TASK BRIEF →
From the entries below, tally how many lines contain "marker" and report only that figure.

---------- INFORMATION PROVIDED ----------

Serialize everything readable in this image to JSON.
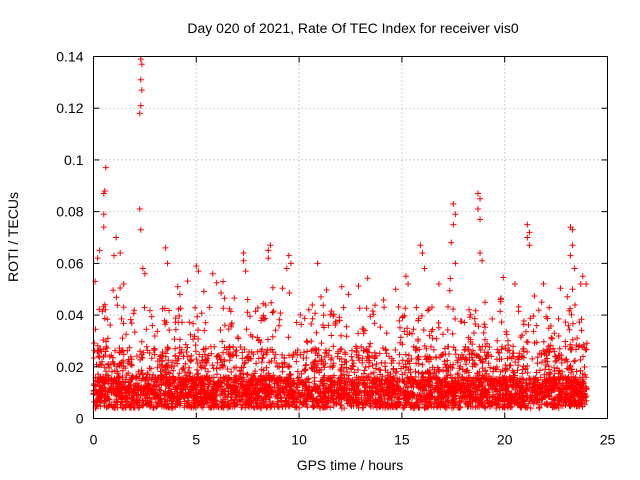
{
  "chart_data": {
    "type": "scatter",
    "title": "Day 020 of 2021, Rate Of TEC Index for receiver vis0",
    "xlabel": "GPS time / hours",
    "ylabel": "ROTI / TECUs",
    "xlim": [
      0,
      25
    ],
    "ylim": [
      0,
      0.14
    ],
    "x_ticks": [
      "0",
      "5",
      "10",
      "15",
      "20",
      "25"
    ],
    "y_ticks": [
      "0",
      "0.02",
      "0.04",
      "0.06",
      "0.08",
      "0.1",
      "0.12",
      "0.14"
    ],
    "grid": true,
    "legend": "none",
    "marker": "plus",
    "series": [
      {
        "color": "#ff0000",
        "x_range": [
          0,
          24
        ],
        "points": [
          [
            0.6,
            0.097
          ],
          [
            0.55,
            0.088
          ],
          [
            0.5,
            0.087
          ],
          [
            0.5,
            0.079
          ],
          [
            0.5,
            0.074
          ],
          [
            0.3,
            0.065
          ],
          [
            0.2,
            0.062
          ],
          [
            1.1,
            0.07
          ],
          [
            1.3,
            0.064
          ],
          [
            1.0,
            0.063
          ],
          [
            2.3,
            0.139
          ],
          [
            2.35,
            0.137
          ],
          [
            2.3,
            0.131
          ],
          [
            2.35,
            0.127
          ],
          [
            2.3,
            0.121
          ],
          [
            2.25,
            0.118
          ],
          [
            2.25,
            0.081
          ],
          [
            2.3,
            0.073
          ],
          [
            2.4,
            0.058
          ],
          [
            2.5,
            0.056
          ],
          [
            3.5,
            0.066
          ],
          [
            3.6,
            0.06
          ],
          [
            4.1,
            0.051
          ],
          [
            4.2,
            0.048
          ],
          [
            5.0,
            0.059
          ],
          [
            5.1,
            0.057
          ],
          [
            5.8,
            0.056
          ],
          [
            6.3,
            0.053
          ],
          [
            7.3,
            0.064
          ],
          [
            7.3,
            0.061
          ],
          [
            7.4,
            0.057
          ],
          [
            7.5,
            0.046
          ],
          [
            8.6,
            0.067
          ],
          [
            8.5,
            0.065
          ],
          [
            8.5,
            0.062
          ],
          [
            9.5,
            0.063
          ],
          [
            9.6,
            0.06
          ],
          [
            9.4,
            0.058
          ],
          [
            10.9,
            0.06
          ],
          [
            12.4,
            0.048
          ],
          [
            13.2,
            0.034
          ],
          [
            14.7,
            0.05
          ],
          [
            15.2,
            0.055
          ],
          [
            15.3,
            0.052
          ],
          [
            15.9,
            0.067
          ],
          [
            16.0,
            0.064
          ],
          [
            16.1,
            0.058
          ],
          [
            16.8,
            0.052
          ],
          [
            17.5,
            0.083
          ],
          [
            17.6,
            0.079
          ],
          [
            17.5,
            0.075
          ],
          [
            17.4,
            0.068
          ],
          [
            17.6,
            0.06
          ],
          [
            18.7,
            0.087
          ],
          [
            18.8,
            0.085
          ],
          [
            18.7,
            0.081
          ],
          [
            18.8,
            0.077
          ],
          [
            18.8,
            0.064
          ],
          [
            18.9,
            0.061
          ],
          [
            19.8,
            0.046
          ],
          [
            20.5,
            0.052
          ],
          [
            21.1,
            0.075
          ],
          [
            21.2,
            0.072
          ],
          [
            21.1,
            0.07
          ],
          [
            21.2,
            0.067
          ],
          [
            21.8,
            0.045
          ],
          [
            23.2,
            0.074
          ],
          [
            23.3,
            0.073
          ],
          [
            23.3,
            0.067
          ],
          [
            23.2,
            0.063
          ],
          [
            23.4,
            0.058
          ],
          [
            23.3,
            0.05
          ],
          [
            23.8,
            0.055
          ],
          [
            23.7,
            0.052
          ]
        ]
      }
    ]
  }
}
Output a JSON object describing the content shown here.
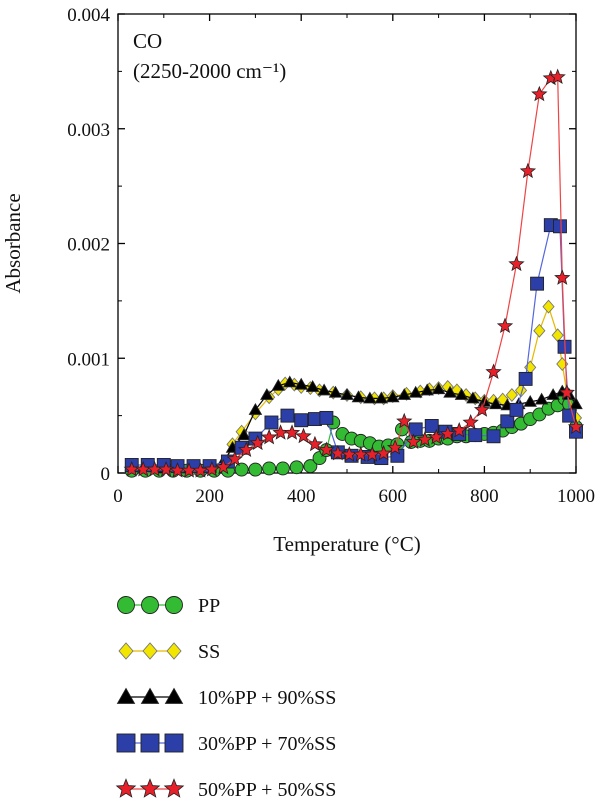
{
  "chart_data": {
    "type": "line",
    "title": "",
    "annotation": [
      "CO",
      "(2250-2000 cm⁻¹)"
    ],
    "xlabel": "Temperature (°C)",
    "ylabel": "Absorbance",
    "xlim": [
      0,
      1000
    ],
    "ylim": [
      0,
      0.004
    ],
    "xticks": [
      0,
      200,
      400,
      600,
      800,
      1000
    ],
    "xtick_labels": [
      "0",
      "200",
      "400",
      "600",
      "800",
      "1000"
    ],
    "yticks": [
      0,
      0.001,
      0.002,
      0.003,
      0.004
    ],
    "ytick_labels": [
      "0",
      "0.001",
      "0.002",
      "0.003",
      "0.004"
    ],
    "grid": false,
    "legend_position": "below",
    "series": [
      {
        "name": "PP",
        "marker": "circle",
        "color": "#33bb33",
        "line_color": "#33bb33",
        "x": [
          30,
          60,
          90,
          120,
          150,
          180,
          210,
          240,
          270,
          300,
          330,
          360,
          390,
          420,
          440,
          455,
          470,
          490,
          510,
          530,
          550,
          570,
          590,
          610,
          620,
          640,
          660,
          680,
          700,
          720,
          740,
          760,
          780,
          800,
          820,
          840,
          860,
          880,
          900,
          920,
          940,
          960,
          975,
          985,
          1000
        ],
        "y": [
          2e-05,
          2e-05,
          2e-05,
          2e-05,
          2e-05,
          2e-05,
          2e-05,
          2e-05,
          3e-05,
          3e-05,
          4e-05,
          4e-05,
          5e-05,
          6e-05,
          0.00013,
          0.0002,
          0.00044,
          0.00034,
          0.0003,
          0.00028,
          0.00026,
          0.00023,
          0.00024,
          0.00025,
          0.00038,
          0.00027,
          0.00028,
          0.00028,
          0.0003,
          0.0003,
          0.00032,
          0.00032,
          0.00033,
          0.00034,
          0.00035,
          0.00037,
          0.0004,
          0.00043,
          0.00047,
          0.00051,
          0.00056,
          0.00059,
          0.00065,
          0.0006,
          0.0004
        ]
      },
      {
        "name": "SS",
        "marker": "diamond",
        "color": "#f2e500",
        "line_color": "#e6b800",
        "x": [
          30,
          65,
          100,
          135,
          165,
          200,
          235,
          250,
          270,
          300,
          330,
          350,
          365,
          385,
          400,
          420,
          440,
          470,
          500,
          530,
          560,
          580,
          600,
          630,
          660,
          680,
          700,
          720,
          740,
          760,
          780,
          800,
          820,
          840,
          860,
          880,
          900,
          920,
          940,
          960,
          970,
          980,
          1000
        ],
        "y": [
          5e-05,
          5e-05,
          4e-05,
          4e-05,
          4e-05,
          5e-05,
          8e-05,
          0.00025,
          0.00036,
          0.00052,
          0.00066,
          0.00073,
          0.00078,
          0.00077,
          0.00075,
          0.00074,
          0.00072,
          0.0007,
          0.00068,
          0.00066,
          0.00065,
          0.00065,
          0.00067,
          0.00069,
          0.00071,
          0.00073,
          0.00074,
          0.00075,
          0.00072,
          0.00068,
          0.00065,
          0.00063,
          0.00063,
          0.00064,
          0.00068,
          0.00072,
          0.00092,
          0.00124,
          0.00145,
          0.0012,
          0.00095,
          0.0007,
          0.00048
        ]
      },
      {
        "name": "10%PP + 90%SS",
        "marker": "triangle",
        "color": "#000000",
        "line_color": "#000000",
        "x": [
          30,
          65,
          100,
          135,
          165,
          200,
          230,
          250,
          275,
          300,
          325,
          350,
          375,
          400,
          425,
          450,
          475,
          500,
          525,
          550,
          575,
          600,
          625,
          650,
          675,
          700,
          725,
          750,
          775,
          800,
          825,
          850,
          875,
          900,
          925,
          950,
          970,
          985,
          1000
        ],
        "y": [
          5e-05,
          5e-05,
          4e-05,
          4e-05,
          4e-05,
          5e-05,
          0.0001,
          0.00022,
          0.00033,
          0.00055,
          0.00068,
          0.00076,
          0.00079,
          0.00077,
          0.00075,
          0.00072,
          0.0007,
          0.00068,
          0.00066,
          0.00065,
          0.00065,
          0.00066,
          0.00068,
          0.0007,
          0.00072,
          0.00073,
          0.0007,
          0.00068,
          0.00065,
          0.00062,
          0.0006,
          0.00059,
          0.0006,
          0.00062,
          0.00064,
          0.00068,
          0.00071,
          0.00068,
          0.0006
        ]
      },
      {
        "name": "30%PP + 70%SS",
        "marker": "square",
        "color": "#2c3fa8",
        "line_color": "#5566dd",
        "x": [
          30,
          65,
          100,
          130,
          165,
          200,
          240,
          270,
          300,
          335,
          370,
          400,
          430,
          455,
          480,
          510,
          545,
          575,
          610,
          650,
          685,
          715,
          745,
          780,
          820,
          850,
          870,
          890,
          915,
          945,
          965,
          975,
          985,
          1000
        ],
        "y": [
          7e-05,
          7e-05,
          7e-05,
          6e-05,
          6e-05,
          6e-05,
          0.0001,
          0.00022,
          0.0003,
          0.00044,
          0.0005,
          0.00046,
          0.00047,
          0.00048,
          0.00018,
          0.00015,
          0.00014,
          0.00013,
          0.00015,
          0.00038,
          0.00041,
          0.00036,
          0.00034,
          0.00033,
          0.00032,
          0.00045,
          0.00055,
          0.00082,
          0.00165,
          0.00216,
          0.00215,
          0.0011,
          0.0005,
          0.00036
        ]
      },
      {
        "name": "50%PP + 50%SS",
        "marker": "star",
        "color": "#e8202a",
        "line_color": "#ee4444",
        "x": [
          30,
          55,
          80,
          105,
          130,
          155,
          180,
          205,
          230,
          255,
          280,
          305,
          330,
          355,
          380,
          405,
          430,
          455,
          480,
          505,
          530,
          555,
          580,
          605,
          625,
          645,
          670,
          695,
          720,
          745,
          770,
          795,
          820,
          845,
          870,
          895,
          920,
          945,
          960,
          970,
          980,
          1000
        ],
        "y": [
          3e-05,
          3e-05,
          3e-05,
          3e-05,
          2e-05,
          2e-05,
          2e-05,
          3e-05,
          5e-05,
          0.00012,
          0.0002,
          0.00026,
          0.00031,
          0.00035,
          0.00035,
          0.00032,
          0.00025,
          0.0002,
          0.00017,
          0.00016,
          0.00016,
          0.00016,
          0.00017,
          0.00022,
          0.00045,
          0.00027,
          0.00029,
          0.00031,
          0.00034,
          0.00037,
          0.00044,
          0.00055,
          0.00088,
          0.00128,
          0.00182,
          0.00263,
          0.0033,
          0.00344,
          0.00345,
          0.0017,
          0.0007,
          0.0004
        ]
      }
    ]
  }
}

----------

SOLUTION TO THIS PROBLEM →
6